● What is expected:
From the listing below, pull each line that includes "JSON".

● Material for the task:
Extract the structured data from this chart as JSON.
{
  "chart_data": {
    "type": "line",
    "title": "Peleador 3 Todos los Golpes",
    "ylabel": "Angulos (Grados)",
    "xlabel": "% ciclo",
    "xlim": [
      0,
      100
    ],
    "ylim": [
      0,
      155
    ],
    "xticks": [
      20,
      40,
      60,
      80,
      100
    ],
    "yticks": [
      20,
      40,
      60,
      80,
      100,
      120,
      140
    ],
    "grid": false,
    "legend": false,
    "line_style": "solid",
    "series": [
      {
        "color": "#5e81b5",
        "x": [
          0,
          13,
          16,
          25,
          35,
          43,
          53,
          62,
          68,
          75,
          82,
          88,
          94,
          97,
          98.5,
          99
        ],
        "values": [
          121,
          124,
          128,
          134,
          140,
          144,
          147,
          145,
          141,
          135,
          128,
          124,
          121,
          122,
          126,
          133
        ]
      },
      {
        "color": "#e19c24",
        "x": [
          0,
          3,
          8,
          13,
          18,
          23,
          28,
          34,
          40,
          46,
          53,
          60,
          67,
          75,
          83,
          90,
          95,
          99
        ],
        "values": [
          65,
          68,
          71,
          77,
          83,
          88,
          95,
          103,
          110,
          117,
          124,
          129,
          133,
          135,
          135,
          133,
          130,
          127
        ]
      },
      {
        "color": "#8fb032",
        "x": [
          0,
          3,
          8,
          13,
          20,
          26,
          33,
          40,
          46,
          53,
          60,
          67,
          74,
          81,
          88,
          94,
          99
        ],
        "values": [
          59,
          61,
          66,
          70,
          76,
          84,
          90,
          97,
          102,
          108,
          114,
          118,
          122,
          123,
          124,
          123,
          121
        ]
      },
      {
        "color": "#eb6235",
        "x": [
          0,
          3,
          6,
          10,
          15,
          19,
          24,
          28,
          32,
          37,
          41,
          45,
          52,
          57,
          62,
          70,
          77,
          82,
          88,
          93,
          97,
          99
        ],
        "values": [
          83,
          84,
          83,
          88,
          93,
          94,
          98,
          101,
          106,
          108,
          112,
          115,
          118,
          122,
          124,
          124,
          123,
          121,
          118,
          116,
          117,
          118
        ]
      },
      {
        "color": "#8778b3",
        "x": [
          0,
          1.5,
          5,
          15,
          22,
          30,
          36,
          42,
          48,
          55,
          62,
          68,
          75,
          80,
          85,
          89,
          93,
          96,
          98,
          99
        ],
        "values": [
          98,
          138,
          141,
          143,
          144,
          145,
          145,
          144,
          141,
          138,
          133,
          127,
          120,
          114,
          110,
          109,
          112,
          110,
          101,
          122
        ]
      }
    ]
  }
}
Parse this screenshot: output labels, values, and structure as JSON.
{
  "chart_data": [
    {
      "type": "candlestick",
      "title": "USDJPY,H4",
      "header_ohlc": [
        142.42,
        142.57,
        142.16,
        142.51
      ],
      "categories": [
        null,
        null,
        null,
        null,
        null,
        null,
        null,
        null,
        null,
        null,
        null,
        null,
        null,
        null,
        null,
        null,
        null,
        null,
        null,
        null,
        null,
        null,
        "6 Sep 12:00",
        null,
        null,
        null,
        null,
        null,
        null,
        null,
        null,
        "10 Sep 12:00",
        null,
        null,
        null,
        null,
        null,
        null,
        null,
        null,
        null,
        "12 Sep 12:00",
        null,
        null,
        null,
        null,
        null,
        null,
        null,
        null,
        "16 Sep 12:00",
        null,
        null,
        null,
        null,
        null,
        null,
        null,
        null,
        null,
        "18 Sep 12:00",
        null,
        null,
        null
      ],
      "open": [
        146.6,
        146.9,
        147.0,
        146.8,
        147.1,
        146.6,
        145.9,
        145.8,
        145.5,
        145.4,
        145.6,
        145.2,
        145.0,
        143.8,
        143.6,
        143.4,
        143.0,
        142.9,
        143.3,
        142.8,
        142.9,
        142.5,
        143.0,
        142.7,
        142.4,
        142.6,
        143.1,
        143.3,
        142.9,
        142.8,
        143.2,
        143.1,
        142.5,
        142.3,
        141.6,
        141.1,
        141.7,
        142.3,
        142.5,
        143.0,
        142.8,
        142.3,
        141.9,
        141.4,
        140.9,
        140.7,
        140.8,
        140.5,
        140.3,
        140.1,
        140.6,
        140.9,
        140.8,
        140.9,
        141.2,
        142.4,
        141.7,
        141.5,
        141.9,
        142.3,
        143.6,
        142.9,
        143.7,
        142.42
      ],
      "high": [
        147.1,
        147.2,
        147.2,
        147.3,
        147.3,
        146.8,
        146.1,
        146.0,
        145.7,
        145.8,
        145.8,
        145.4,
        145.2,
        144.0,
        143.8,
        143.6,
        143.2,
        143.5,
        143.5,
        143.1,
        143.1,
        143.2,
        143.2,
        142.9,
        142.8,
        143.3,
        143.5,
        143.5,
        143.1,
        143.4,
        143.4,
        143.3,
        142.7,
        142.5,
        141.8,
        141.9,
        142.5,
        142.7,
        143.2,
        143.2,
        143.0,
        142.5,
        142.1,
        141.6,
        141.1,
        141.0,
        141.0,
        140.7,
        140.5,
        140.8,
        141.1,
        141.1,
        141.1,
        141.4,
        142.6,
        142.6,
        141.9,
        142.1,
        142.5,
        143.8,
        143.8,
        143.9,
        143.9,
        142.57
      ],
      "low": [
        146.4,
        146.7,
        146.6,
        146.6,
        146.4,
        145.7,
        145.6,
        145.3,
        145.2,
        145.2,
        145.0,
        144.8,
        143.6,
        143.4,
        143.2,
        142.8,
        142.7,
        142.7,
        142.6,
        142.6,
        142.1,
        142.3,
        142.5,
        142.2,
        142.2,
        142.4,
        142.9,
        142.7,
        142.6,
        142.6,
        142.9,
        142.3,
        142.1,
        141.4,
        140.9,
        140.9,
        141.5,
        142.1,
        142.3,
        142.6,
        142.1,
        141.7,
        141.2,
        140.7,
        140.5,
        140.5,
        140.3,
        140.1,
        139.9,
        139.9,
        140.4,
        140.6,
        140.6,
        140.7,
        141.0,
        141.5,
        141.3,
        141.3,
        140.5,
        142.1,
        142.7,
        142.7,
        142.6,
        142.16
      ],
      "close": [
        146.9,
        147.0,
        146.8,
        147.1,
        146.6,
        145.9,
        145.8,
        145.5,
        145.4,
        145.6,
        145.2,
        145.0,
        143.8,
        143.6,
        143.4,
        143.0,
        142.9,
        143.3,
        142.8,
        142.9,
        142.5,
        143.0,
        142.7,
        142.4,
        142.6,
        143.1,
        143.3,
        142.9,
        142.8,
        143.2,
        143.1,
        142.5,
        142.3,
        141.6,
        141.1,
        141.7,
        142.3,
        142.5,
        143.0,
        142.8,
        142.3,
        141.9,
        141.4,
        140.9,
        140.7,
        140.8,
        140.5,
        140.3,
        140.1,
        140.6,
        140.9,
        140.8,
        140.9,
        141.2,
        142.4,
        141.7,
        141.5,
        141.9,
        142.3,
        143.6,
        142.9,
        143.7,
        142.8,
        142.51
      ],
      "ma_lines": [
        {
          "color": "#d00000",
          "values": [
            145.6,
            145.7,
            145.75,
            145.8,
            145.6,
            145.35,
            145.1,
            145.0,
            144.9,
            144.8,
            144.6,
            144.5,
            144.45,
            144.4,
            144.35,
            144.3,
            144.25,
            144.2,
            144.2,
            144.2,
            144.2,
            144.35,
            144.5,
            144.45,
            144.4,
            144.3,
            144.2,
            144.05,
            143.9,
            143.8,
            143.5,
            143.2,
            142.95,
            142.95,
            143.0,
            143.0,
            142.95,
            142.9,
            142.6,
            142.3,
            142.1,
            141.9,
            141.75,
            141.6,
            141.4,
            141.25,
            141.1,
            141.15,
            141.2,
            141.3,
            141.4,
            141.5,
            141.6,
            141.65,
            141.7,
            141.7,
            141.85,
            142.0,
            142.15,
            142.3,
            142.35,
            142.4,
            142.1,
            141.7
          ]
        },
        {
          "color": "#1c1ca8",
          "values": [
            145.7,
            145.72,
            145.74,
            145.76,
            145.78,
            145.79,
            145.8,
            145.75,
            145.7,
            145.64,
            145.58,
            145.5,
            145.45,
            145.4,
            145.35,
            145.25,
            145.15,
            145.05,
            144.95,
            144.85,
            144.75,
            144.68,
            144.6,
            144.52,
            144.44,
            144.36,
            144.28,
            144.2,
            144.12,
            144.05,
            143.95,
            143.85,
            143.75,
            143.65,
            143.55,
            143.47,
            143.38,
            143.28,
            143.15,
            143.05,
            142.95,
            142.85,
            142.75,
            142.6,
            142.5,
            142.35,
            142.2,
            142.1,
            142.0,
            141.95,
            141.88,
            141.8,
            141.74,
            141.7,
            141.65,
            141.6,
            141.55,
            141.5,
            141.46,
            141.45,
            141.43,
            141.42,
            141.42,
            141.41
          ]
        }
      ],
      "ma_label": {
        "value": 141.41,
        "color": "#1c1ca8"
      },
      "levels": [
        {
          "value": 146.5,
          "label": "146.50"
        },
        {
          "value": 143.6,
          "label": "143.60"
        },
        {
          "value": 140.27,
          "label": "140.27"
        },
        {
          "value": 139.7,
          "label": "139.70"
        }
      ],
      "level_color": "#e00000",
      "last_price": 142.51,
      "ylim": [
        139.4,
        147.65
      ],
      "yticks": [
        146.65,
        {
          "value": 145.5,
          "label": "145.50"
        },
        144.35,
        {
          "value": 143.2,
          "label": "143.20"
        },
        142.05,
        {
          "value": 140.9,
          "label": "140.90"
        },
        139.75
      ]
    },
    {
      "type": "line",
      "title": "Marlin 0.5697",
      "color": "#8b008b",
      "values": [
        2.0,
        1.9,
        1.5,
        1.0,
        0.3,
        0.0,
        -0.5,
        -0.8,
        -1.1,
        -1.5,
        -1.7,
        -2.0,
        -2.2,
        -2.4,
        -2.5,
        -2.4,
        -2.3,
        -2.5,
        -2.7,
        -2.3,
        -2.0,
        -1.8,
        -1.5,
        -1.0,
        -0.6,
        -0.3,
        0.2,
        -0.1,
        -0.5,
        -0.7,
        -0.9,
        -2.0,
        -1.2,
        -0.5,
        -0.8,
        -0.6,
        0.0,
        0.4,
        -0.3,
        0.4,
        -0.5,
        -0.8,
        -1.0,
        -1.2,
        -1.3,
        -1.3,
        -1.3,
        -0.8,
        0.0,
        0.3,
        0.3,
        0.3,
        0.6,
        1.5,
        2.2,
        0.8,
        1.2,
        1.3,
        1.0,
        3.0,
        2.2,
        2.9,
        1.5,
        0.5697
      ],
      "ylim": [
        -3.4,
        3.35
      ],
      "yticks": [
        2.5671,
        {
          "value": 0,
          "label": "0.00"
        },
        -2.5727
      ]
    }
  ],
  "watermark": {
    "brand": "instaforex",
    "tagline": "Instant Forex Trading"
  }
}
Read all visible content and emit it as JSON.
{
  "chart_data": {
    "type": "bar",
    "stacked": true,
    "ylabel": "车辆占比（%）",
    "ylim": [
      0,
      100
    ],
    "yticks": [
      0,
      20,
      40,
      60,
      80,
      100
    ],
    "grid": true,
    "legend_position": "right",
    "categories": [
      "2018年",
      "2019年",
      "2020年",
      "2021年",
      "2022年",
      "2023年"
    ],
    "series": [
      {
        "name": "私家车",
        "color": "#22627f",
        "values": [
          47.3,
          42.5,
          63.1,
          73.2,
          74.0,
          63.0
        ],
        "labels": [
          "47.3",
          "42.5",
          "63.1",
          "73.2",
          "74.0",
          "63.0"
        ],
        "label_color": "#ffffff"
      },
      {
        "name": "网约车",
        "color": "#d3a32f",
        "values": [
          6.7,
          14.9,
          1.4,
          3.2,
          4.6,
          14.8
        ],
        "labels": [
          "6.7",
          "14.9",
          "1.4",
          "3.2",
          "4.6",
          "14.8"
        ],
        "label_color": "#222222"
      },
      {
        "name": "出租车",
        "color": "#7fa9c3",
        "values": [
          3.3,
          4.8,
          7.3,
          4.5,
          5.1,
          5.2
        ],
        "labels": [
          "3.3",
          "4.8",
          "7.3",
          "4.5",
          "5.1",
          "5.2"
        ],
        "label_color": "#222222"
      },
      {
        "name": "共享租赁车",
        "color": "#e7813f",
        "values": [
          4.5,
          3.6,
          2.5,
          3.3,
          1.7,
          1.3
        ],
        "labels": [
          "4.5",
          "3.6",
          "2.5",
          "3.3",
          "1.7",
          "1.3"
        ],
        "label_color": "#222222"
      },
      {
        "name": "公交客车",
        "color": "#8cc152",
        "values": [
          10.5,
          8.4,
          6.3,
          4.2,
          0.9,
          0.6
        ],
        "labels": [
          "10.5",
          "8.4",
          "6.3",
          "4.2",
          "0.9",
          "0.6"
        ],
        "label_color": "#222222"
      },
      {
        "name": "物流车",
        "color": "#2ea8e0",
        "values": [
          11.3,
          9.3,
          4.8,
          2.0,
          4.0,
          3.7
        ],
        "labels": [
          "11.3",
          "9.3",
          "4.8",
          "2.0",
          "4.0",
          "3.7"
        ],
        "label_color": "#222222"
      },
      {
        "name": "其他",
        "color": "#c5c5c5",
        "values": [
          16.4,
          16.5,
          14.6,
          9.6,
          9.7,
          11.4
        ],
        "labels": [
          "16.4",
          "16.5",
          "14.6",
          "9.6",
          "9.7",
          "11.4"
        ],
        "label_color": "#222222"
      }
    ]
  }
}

● Finished exercise:
Extract the structured data from this chart as JSON.
Parse this screenshot: output labels, values, and structure as JSON.
Read all visible content and emit it as JSON.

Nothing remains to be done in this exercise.